>> Start DATASET CONTENT

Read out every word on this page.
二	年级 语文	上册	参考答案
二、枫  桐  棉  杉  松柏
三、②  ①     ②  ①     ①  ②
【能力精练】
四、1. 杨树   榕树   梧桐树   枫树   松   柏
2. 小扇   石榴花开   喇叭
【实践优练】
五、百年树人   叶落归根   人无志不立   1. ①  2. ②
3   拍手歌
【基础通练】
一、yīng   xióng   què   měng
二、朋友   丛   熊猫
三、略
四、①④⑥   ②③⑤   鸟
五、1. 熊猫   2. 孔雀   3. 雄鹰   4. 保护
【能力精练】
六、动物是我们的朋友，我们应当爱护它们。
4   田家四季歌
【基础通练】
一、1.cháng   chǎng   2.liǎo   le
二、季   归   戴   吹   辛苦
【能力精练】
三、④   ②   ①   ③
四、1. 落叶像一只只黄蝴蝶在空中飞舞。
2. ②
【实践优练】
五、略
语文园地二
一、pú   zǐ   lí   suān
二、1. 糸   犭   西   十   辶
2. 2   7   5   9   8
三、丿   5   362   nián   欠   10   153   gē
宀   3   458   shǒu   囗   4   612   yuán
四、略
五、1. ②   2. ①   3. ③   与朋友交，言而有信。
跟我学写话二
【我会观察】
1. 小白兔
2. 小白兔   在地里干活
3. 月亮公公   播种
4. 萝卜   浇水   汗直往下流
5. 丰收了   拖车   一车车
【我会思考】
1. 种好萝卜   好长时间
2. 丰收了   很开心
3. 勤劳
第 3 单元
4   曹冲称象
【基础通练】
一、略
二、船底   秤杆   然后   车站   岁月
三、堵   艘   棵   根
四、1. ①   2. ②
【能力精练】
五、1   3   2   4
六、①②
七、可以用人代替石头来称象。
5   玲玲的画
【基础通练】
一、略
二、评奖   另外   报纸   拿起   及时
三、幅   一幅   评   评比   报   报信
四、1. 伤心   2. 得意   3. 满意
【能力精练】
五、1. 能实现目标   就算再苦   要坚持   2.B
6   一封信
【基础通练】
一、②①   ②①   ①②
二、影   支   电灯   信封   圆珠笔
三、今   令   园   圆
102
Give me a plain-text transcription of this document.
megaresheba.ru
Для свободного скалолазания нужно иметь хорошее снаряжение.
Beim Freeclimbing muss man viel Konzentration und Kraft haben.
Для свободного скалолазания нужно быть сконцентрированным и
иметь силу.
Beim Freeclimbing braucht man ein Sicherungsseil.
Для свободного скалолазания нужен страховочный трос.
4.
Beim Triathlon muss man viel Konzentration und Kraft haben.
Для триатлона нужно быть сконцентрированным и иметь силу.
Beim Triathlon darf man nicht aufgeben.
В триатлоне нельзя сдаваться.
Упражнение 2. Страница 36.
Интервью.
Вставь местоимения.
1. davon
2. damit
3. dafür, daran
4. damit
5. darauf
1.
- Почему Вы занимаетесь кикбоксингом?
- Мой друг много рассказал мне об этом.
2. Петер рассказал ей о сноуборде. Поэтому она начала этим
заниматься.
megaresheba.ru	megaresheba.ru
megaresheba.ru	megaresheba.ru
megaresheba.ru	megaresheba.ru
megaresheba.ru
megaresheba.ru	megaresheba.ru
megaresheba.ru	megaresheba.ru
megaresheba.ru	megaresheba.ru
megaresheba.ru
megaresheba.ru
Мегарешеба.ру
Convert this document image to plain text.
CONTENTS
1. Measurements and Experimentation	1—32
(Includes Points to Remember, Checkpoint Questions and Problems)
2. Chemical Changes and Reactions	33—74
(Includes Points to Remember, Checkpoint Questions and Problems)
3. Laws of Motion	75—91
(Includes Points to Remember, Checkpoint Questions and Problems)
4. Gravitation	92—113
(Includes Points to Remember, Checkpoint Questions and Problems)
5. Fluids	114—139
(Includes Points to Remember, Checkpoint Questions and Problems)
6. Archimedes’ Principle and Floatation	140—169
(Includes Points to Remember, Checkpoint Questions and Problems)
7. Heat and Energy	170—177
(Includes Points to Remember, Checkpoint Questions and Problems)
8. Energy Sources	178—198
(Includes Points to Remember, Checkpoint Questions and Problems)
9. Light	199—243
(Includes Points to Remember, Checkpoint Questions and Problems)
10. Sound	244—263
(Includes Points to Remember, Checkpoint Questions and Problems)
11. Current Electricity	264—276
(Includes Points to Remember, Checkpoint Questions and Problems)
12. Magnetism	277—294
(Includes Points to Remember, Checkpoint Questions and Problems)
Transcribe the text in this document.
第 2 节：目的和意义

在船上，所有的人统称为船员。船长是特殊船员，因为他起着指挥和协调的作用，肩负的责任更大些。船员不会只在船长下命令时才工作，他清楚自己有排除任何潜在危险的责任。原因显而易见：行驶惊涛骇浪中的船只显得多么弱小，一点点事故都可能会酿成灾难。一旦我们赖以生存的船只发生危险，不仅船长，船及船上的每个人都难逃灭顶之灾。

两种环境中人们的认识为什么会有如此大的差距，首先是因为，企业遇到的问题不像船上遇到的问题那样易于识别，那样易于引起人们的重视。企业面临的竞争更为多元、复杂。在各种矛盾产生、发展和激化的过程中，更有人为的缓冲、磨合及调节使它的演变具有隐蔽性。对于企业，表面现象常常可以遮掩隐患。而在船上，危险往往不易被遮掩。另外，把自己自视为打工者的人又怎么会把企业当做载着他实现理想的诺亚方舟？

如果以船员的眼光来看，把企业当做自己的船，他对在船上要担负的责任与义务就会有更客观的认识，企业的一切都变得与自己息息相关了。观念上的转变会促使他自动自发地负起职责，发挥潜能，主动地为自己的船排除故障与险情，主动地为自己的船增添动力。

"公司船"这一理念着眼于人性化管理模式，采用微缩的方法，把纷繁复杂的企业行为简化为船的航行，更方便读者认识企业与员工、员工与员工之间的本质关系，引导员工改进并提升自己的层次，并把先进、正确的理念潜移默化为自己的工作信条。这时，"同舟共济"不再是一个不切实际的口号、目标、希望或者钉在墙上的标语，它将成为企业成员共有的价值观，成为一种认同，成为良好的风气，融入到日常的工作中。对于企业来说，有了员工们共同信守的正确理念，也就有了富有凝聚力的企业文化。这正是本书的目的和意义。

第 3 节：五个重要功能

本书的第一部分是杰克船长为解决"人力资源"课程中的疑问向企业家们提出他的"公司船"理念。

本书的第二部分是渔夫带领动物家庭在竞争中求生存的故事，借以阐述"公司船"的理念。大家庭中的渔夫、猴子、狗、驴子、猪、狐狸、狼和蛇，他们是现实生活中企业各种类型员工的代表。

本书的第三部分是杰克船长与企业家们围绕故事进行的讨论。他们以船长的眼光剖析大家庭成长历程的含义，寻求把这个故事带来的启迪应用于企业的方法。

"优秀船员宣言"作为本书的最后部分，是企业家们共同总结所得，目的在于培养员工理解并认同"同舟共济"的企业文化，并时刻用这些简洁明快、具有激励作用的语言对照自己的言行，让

>> End DATASET CONTENT

Retype only the lines running from the line with "Transcribe the text in this document." to the end of the listing, including both of those lines.

- _COMPLETED EXERCISE_
Transcribe the text in this document.
第 2 节：目的和意义

在船上，所有的人统称为船员。船长是特殊船员，因为他起着指挥和协调的作用，肩负的责任更大些。船员不会只在船长下命令时才工作，他清楚自己有排除任何潜在危险的责任。原因显而易见：行驶惊涛骇浪中的船只显得多么弱小，一点点事故都可能会酿成灾难。一旦我们赖以生存的船只发生危险，不仅船长，船及船上的每个人都难逃灭顶之灾。

两种环境中人们的认识为什么会有如此大的差距，首先是因为，企业遇到的问题不像船上遇到的问题那样易于识别，那样易于引起人们的重视。企业面临的竞争更为多元、复杂。在各种矛盾产生、发展和激化的过程中，更有人为的缓冲、磨合及调节使它的演变具有隐蔽性。对于企业，表面现象常常可以遮掩隐患。而在船上，危险往往不易被遮掩。另外，把自己自视为打工者的人又怎么会把企业当做载着他实现理想的诺亚方舟？

如果以船员的眼光来看，把企业当做自己的船，他对在船上要担负的责任与义务就会有更客观的认识，企业的一切都变得与自己息息相关了。观念上的转变会促使他自动自发地负起职责，发挥潜能，主动地为自己的船排除故障与险情，主动地为自己的船增添动力。

"公司船"这一理念着眼于人性化管理模式，采用微缩的方法，把纷繁复杂的企业行为简化为船的航行，更方便读者认识企业与员工、员工与员工之间的本质关系，引导员工改进并提升自己的层次，并把先进、正确的理念潜移默化为自己的工作信条。这时，"同舟共济"不再是一个不切实际的口号、目标、希望或者钉在墙上的标语，它将成为企业成员共有的价值观，成为一种认同，成为良好的风气，融入到日常的工作中。对于企业来说，有了员工们共同信守的正确理念，也就有了富有凝聚力的企业文化。这正是本书的目的和意义。

第 3 节：五个重要功能

本书的第一部分是杰克船长为解决"人力资源"课程中的疑问向企业家们提出他的"公司船"理念。

本书的第二部分是渔夫带领动物家庭在竞争中求生存的故事，借以阐述"公司船"的理念。大家庭中的渔夫、猴子、狗、驴子、猪、狐狸、狼和蛇，他们是现实生活中企业各种类型员工的代表。

本书的第三部分是杰克船长与企业家们围绕故事进行的讨论。他们以船长的眼光剖析大家庭成长历程的含义，寻求把这个故事带来的启迪应用于企业的方法。

"优秀船员宣言"作为本书的最后部分，是企业家们共同总结所得，目的在于培养员工理解并认同"同舟共济"的企业文化，并时刻用这些简洁明快、具有激励作用的语言对照自己的言行，让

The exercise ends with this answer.